◆ **JOB**:
Write out the whole listing word for word.

********************

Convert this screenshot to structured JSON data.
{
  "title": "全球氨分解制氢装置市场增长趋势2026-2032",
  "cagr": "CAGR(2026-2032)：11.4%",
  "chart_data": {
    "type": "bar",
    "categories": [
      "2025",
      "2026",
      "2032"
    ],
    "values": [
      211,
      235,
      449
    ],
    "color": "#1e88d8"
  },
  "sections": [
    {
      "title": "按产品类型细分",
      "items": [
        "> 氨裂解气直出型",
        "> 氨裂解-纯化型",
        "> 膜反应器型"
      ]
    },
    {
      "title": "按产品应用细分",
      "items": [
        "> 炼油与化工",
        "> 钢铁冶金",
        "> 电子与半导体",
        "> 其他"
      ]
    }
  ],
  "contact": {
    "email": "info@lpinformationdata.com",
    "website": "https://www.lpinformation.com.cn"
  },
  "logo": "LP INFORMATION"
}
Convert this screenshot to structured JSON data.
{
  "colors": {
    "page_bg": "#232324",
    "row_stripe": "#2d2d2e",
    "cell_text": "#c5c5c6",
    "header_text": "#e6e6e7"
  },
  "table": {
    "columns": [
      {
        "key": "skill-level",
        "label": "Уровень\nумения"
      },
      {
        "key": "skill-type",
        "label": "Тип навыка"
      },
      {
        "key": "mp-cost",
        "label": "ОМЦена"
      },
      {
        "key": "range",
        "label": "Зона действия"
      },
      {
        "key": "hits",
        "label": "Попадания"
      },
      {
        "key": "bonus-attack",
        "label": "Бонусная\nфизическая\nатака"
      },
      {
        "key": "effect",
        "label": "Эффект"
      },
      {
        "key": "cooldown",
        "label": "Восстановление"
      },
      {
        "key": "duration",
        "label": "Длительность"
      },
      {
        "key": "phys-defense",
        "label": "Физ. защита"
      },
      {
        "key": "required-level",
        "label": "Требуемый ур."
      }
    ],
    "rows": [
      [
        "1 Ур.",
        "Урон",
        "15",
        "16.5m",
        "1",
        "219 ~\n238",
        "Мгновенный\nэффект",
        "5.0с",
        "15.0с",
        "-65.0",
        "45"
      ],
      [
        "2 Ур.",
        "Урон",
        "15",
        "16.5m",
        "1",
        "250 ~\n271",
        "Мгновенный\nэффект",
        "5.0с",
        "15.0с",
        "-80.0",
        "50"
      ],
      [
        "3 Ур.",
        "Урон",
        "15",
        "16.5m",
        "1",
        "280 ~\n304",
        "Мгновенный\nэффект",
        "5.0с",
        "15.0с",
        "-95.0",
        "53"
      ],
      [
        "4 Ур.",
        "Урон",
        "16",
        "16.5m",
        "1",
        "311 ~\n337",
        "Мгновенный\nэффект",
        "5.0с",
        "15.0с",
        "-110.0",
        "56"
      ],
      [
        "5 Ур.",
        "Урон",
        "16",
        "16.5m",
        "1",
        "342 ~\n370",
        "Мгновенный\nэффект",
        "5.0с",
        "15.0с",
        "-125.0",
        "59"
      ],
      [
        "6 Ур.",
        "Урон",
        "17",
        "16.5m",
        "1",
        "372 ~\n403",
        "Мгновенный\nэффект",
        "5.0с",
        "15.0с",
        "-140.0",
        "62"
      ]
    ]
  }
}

********************

◆ **RESULT**:
Convert this screenshot to structured JSON data.
{
  "title": "全球氨分解制氢装置市场增长趋势2026-2032",
  "cagr": "CAGR(2026-2032)：11.4%",
  "chart_data": {
    "type": "bar",
    "categories": [
      "2025",
      "2026",
      "2032"
    ],
    "values": [
      211,
      235,
      449
    ],
    "color": "#1e88d8"
  },
  "sections": [
    {
      "title": "按产品类型细分",
      "items": [
        "> 氨裂解气直出型",
        "> 氨裂解-纯化型",
        "> 膜反应器型"
      ]
    },
    {
      "title": "按产品应用细分",
      "items": [
        "> 炼油与化工",
        "> 钢铁冶金",
        "> 电子与半导体",
        "> 其他"
      ]
    }
  ],
  "contact": {
    "email": "info@lpinformationdata.com",
    "website": "https://www.lpinformation.com.cn"
  },
  "logo": "LP INFORMATION"
}
Convert this screenshot to structured JSON data.
{
  "colors": {
    "page_bg": "#232324",
    "row_stripe": "#2d2d2e",
    "cell_text": "#c5c5c6",
    "header_text": "#e6e6e7"
  },
  "table": {
    "columns": [
      {
        "key": "skill-level",
        "label": "Уровень\nумения"
      },
      {
        "key": "skill-type",
        "label": "Тип навыка"
      },
      {
        "key": "mp-cost",
        "label": "ОМЦена"
      },
      {
        "key": "range",
        "label": "Зона действия"
      },
      {
        "key": "hits",
        "label": "Попадания"
      },
      {
        "key": "bonus-attack",
        "label": "Бонусная\nфизическая\nатака"
      },
      {
        "key": "effect",
        "label": "Эффект"
      },
      {
        "key": "cooldown",
        "label": "Восстановление"
      },
      {
        "key": "duration",
        "label": "Длительность"
      },
      {
        "key": "phys-defense",
        "label": "Физ. защита"
      },
      {
        "key": "required-level",
        "label": "Требуемый ур."
      }
    ],
    "rows": [
      [
        "1 Ур.",
        "Урон",
        "15",
        "16.5m",
        "1",
        "219 ~\n238",
        "Мгновенный\nэффект",
        "5.0с",
        "15.0с",
        "-65.0",
        "45"
      ],
      [
        "2 Ур.",
        "Урон",
        "15",
        "16.5m",
        "1",
        "250 ~\n271",
        "Мгновенный\nэффект",
        "5.0с",
        "15.0с",
        "-80.0",
        "50"
      ],
      [
        "3 Ур.",
        "Урон",
        "15",
        "16.5m",
        "1",
        "280 ~\n304",
        "Мгновенный\nэффект",
        "5.0с",
        "15.0с",
        "-95.0",
        "53"
      ],
      [
        "4 Ур.",
        "Урон",
        "16",
        "16.5m",
        "1",
        "311 ~\n337",
        "Мгновенный\nэффект",
        "5.0с",
        "15.0с",
        "-110.0",
        "56"
      ],
      [
        "5 Ур.",
        "Урон",
        "16",
        "16.5m",
        "1",
        "342 ~\n370",
        "Мгновенный\nэффект",
        "5.0с",
        "15.0с",
        "-125.0",
        "59"
      ],
      [
        "6 Ур.",
        "Урон",
        "17",
        "16.5m",
        "1",
        "372 ~\n403",
        "Мгновенный\nэффект",
        "5.0с",
        "15.0с",
        "-140.0",
        "62"
      ]
    ]
  }
}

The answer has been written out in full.